* Information shown *
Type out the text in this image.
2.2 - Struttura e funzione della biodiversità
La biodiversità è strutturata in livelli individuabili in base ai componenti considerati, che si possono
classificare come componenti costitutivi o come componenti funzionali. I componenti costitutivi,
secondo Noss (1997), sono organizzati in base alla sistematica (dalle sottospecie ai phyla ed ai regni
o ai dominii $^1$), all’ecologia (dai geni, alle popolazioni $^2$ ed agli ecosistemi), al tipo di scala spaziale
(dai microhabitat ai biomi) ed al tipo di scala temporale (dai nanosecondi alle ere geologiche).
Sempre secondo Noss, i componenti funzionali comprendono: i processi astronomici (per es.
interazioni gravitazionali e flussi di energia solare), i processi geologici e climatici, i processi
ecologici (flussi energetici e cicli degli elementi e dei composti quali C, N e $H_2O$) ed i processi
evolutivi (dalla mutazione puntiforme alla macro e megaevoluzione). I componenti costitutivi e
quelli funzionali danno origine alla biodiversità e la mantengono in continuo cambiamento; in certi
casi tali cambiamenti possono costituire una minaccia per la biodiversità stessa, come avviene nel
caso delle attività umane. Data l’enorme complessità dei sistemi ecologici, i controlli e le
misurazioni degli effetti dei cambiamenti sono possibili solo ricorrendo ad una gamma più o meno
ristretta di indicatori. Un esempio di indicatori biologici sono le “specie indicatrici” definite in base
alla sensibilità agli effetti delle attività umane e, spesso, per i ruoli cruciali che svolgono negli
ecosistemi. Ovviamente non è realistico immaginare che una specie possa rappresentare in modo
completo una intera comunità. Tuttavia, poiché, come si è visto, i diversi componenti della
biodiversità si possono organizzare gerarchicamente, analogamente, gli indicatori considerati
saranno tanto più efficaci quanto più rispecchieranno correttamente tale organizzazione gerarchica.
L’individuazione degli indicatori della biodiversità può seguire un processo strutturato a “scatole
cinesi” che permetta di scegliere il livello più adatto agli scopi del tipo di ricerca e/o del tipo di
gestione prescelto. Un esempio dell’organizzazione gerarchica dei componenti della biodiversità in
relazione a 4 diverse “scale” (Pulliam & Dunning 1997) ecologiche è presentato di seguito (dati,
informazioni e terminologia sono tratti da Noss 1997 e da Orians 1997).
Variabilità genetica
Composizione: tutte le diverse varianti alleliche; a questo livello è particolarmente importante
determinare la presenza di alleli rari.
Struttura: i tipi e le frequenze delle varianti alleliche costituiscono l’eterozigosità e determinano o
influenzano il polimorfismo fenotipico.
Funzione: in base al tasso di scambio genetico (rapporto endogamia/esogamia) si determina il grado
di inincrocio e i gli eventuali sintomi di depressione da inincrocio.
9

* Task to carry out *
Supply the count of lines in the entries that contain the word "costitutivi", and nothing besides.

* Result for this task *
2